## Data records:
* begin *

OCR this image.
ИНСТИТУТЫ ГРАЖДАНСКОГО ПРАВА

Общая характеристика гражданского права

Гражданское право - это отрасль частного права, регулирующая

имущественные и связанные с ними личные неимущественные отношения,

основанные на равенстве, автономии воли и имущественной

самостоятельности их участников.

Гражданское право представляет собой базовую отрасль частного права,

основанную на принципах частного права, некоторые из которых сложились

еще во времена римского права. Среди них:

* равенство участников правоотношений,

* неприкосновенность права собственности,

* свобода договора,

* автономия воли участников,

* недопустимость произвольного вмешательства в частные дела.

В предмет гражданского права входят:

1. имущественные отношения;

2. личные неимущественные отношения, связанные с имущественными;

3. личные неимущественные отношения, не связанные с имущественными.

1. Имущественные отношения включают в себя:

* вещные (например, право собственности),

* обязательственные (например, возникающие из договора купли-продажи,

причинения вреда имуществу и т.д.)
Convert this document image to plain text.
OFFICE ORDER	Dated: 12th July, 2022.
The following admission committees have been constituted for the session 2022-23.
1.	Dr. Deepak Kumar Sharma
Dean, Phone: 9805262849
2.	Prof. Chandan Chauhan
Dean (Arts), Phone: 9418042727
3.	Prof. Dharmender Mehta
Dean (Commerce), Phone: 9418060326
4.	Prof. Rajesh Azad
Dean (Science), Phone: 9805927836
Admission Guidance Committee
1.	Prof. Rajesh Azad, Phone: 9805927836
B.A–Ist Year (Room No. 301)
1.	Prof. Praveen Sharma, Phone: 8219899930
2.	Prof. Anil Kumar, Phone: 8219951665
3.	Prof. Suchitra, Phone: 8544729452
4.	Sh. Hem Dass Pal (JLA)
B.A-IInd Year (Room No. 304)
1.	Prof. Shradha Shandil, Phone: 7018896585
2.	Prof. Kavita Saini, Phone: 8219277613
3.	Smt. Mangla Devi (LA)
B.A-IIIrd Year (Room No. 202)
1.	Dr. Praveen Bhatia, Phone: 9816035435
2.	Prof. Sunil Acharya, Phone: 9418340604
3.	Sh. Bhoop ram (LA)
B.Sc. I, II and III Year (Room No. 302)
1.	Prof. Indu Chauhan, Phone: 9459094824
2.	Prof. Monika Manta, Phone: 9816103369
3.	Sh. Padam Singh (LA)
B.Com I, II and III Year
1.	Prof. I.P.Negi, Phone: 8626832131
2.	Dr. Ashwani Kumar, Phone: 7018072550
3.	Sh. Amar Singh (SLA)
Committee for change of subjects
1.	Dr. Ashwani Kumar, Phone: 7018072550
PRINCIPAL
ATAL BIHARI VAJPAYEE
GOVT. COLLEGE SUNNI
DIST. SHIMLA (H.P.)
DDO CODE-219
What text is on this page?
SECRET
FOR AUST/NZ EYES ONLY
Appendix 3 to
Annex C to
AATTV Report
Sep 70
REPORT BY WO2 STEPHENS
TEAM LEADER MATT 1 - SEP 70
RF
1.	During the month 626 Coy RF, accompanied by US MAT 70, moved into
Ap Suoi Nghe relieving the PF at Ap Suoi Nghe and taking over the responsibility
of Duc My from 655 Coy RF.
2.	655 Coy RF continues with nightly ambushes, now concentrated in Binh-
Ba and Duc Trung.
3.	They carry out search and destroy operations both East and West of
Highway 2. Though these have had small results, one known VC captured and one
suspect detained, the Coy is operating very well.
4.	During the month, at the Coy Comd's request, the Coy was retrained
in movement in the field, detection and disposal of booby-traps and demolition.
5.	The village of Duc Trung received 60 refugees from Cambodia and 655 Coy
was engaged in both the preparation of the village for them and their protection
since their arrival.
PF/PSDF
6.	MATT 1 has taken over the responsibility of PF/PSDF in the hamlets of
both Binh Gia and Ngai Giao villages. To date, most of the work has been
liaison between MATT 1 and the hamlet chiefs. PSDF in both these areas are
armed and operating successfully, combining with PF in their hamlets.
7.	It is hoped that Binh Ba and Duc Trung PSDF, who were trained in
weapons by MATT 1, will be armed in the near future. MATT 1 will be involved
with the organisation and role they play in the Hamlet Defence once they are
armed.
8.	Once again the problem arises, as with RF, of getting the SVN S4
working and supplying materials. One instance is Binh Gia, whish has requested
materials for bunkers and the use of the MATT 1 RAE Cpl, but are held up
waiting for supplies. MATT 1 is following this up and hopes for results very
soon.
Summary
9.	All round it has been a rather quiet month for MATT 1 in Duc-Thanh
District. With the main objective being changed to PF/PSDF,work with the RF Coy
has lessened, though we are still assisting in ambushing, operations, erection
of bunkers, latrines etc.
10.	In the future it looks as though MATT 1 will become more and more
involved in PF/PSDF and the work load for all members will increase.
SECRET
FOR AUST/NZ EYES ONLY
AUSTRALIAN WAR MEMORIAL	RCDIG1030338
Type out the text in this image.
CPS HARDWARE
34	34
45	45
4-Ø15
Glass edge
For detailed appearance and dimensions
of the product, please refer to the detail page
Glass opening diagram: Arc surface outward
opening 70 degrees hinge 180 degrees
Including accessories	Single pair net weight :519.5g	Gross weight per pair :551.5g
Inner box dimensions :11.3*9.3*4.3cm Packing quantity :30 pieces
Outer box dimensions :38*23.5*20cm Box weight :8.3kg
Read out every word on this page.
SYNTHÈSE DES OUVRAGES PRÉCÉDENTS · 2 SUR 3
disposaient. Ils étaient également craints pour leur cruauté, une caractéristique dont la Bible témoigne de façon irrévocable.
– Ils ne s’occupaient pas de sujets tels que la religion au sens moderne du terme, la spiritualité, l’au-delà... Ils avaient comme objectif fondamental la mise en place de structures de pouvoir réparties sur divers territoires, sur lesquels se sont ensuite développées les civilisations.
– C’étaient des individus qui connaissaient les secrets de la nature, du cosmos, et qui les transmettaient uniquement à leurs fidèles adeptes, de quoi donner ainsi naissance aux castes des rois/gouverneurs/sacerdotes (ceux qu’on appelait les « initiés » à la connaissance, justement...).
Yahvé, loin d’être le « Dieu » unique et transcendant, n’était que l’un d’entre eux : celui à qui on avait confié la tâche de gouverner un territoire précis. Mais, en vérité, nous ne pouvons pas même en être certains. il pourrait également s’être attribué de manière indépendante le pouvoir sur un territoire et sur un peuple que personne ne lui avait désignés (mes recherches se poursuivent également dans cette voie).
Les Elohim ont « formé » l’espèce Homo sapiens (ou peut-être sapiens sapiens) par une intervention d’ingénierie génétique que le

* end *

## GIVEN PROBLEM:
Above are some records; repeat all of them exactly.

## TASK RESULT:
OCR this image.
ИНСТИТУТЫ ГРАЖДАНСКОГО ПРАВА

Общая характеристика гражданского права

Гражданское право - это отрасль частного права, регулирующая

имущественные и связанные с ними личные неимущественные отношения,

основанные на равенстве, автономии воли и имущественной

самостоятельности их участников.

Гражданское право представляет собой базовую отрасль частного права,

основанную на принципах частного права, некоторые из которых сложились

еще во времена римского права. Среди них:

* равенство участников правоотношений,

* неприкосновенность права собственности,

* свобода договора,

* автономия воли участников,

* недопустимость произвольного вмешательства в частные дела.

В предмет гражданского права входят:

1. имущественные отношения;

2. личные неимущественные отношения, связанные с имущественными;

3. личные неимущественные отношения, не связанные с имущественными.

1. Имущественные отношения включают в себя:

* вещные (например, право собственности),

* обязательственные (например, возникающие из договора купли-продажи,

причинения вреда имуществу и т.д.)
Convert this document image to plain text.
OFFICE ORDER	Dated: 12th July, 2022.
The following admission committees have been constituted for the session 2022-23.
1.	Dr. Deepak Kumar Sharma
Dean, Phone: 9805262849
2.	Prof. Chandan Chauhan
Dean (Arts), Phone: 9418042727
3.	Prof. Dharmender Mehta
Dean (Commerce), Phone: 9418060326
4.	Prof. Rajesh Azad
Dean (Science), Phone: 9805927836
Admission Guidance Committee
1.	Prof. Rajesh Azad, Phone: 9805927836
B.A–Ist Year (Room No. 301)
1.	Prof. Praveen Sharma, Phone: 8219899930
2.	Prof. Anil Kumar, Phone: 8219951665
3.	Prof. Suchitra, Phone: 8544729452
4.	Sh. Hem Dass Pal (JLA)
B.A-IInd Year (Room No. 304)
1.	Prof. Shradha Shandil, Phone: 7018896585
2.	Prof. Kavita Saini, Phone: 8219277613
3.	Smt. Mangla Devi (LA)
B.A-IIIrd Year (Room No. 202)
1.	Dr. Praveen Bhatia, Phone: 9816035435
2.	Prof. Sunil Acharya, Phone: 9418340604
3.	Sh. Bhoop ram (LA)
B.Sc. I, II and III Year (Room No. 302)
1.	Prof. Indu Chauhan, Phone: 9459094824
2.	Prof. Monika Manta, Phone: 9816103369
3.	Sh. Padam Singh (LA)
B.Com I, II and III Year
1.	Prof. I.P.Negi, Phone: 8626832131
2.	Dr. Ashwani Kumar, Phone: 7018072550
3.	Sh. Amar Singh (SLA)
Committee for change of subjects
1.	Dr. Ashwani Kumar, Phone: 7018072550
PRINCIPAL
ATAL BIHARI VAJPAYEE
GOVT. COLLEGE SUNNI
DIST. SHIMLA (H.P.)
DDO CODE-219
What text is on this page?
SECRET
FOR AUST/NZ EYES ONLY
Appendix 3 to
Annex C to
AATTV Report
Sep 70
REPORT BY WO2 STEPHENS
TEAM LEADER MATT 1 - SEP 70
RF
1.	During the month 626 Coy RF, accompanied by US MAT 70, moved into
Ap Suoi Nghe relieving the PF at Ap Suoi Nghe and taking over the responsibility
of Duc My from 655 Coy RF.
2.	655 Coy RF continues with nightly ambushes, now concentrated in Binh-
Ba and Duc Trung.
3.	They carry out search and destroy operations both East and West of
Highway 2. Though these have had small results, one known VC captured and one
suspect detained, the Coy is operating very well.
4.	During the month, at the Coy Comd's request, the Coy was retrained
in movement in the field, detection and disposal of booby-traps and demolition.
5.	The village of Duc Trung received 60 refugees from Cambodia and 655 Coy
was engaged in both the preparation of the village for them and their protection
since their arrival.
PF/PSDF
6.	MATT 1 has taken over the responsibility of PF/PSDF in the hamlets of
both Binh Gia and Ngai Giao villages. To date, most of the work has been
liaison between MATT 1 and the hamlet chiefs. PSDF in both these areas are
armed and operating successfully, combining with PF in their hamlets.
7.	It is hoped that Binh Ba and Duc Trung PSDF, who were trained in
weapons by MATT 1, will be armed in the near future. MATT 1 will be involved
with the organisation and role they play in the Hamlet Defence once they are
armed.
8.	Once again the problem arises, as with RF, of getting the SVN S4
working and supplying materials. One instance is Binh Gia, whish has requested
materials for bunkers and the use of the MATT 1 RAE Cpl, but are held up
waiting for supplies. MATT 1 is following this up and hopes for results very
soon.
Summary
9.	All round it has been a rather quiet month for MATT 1 in Duc-Thanh
District. With the main objective being changed to PF/PSDF,work with the RF Coy
has lessened, though we are still assisting in ambushing, operations, erection
of bunkers, latrines etc.
10.	In the future it looks as though MATT 1 will become more and more
involved in PF/PSDF and the work load for all members will increase.
SECRET
FOR AUST/NZ EYES ONLY
AUSTRALIAN WAR MEMORIAL	RCDIG1030338
Type out the text in this image.
CPS HARDWARE
34	34
45	45
4-Ø15
Glass edge
For detailed appearance and dimensions
of the product, please refer to the detail page
Glass opening diagram: Arc surface outward
opening 70 degrees hinge 180 degrees
Including accessories	Single pair net weight :519.5g	Gross weight per pair :551.5g
Inner box dimensions :11.3*9.3*4.3cm Packing quantity :30 pieces
Outer box dimensions :38*23.5*20cm Box weight :8.3kg
Read out every word on this page.
SYNTHÈSE DES OUVRAGES PRÉCÉDENTS · 2 SUR 3
disposaient. Ils étaient également craints pour leur cruauté, une caractéristique dont la Bible témoigne de façon irrévocable.
– Ils ne s’occupaient pas de sujets tels que la religion au sens moderne du terme, la spiritualité, l’au-delà... Ils avaient comme objectif fondamental la mise en place de structures de pouvoir réparties sur divers territoires, sur lesquels se sont ensuite développées les civilisations.
– C’étaient des individus qui connaissaient les secrets de la nature, du cosmos, et qui les transmettaient uniquement à leurs fidèles adeptes, de quoi donner ainsi naissance aux castes des rois/gouverneurs/sacerdotes (ceux qu’on appelait les « initiés » à la connaissance, justement...).
Yahvé, loin d’être le « Dieu » unique et transcendant, n’était que l’un d’entre eux : celui à qui on avait confié la tâche de gouverner un territoire précis. Mais, en vérité, nous ne pouvons pas même en être certains. il pourrait également s’être attribué de manière indépendante le pouvoir sur un territoire et sur un peuple que personne ne lui avait désignés (mes recherches se poursuivent également dans cette voie).
Les Elohim ont « formé » l’espèce Homo sapiens (ou peut-être sapiens sapiens) par une intervention d’ingénierie génétique que le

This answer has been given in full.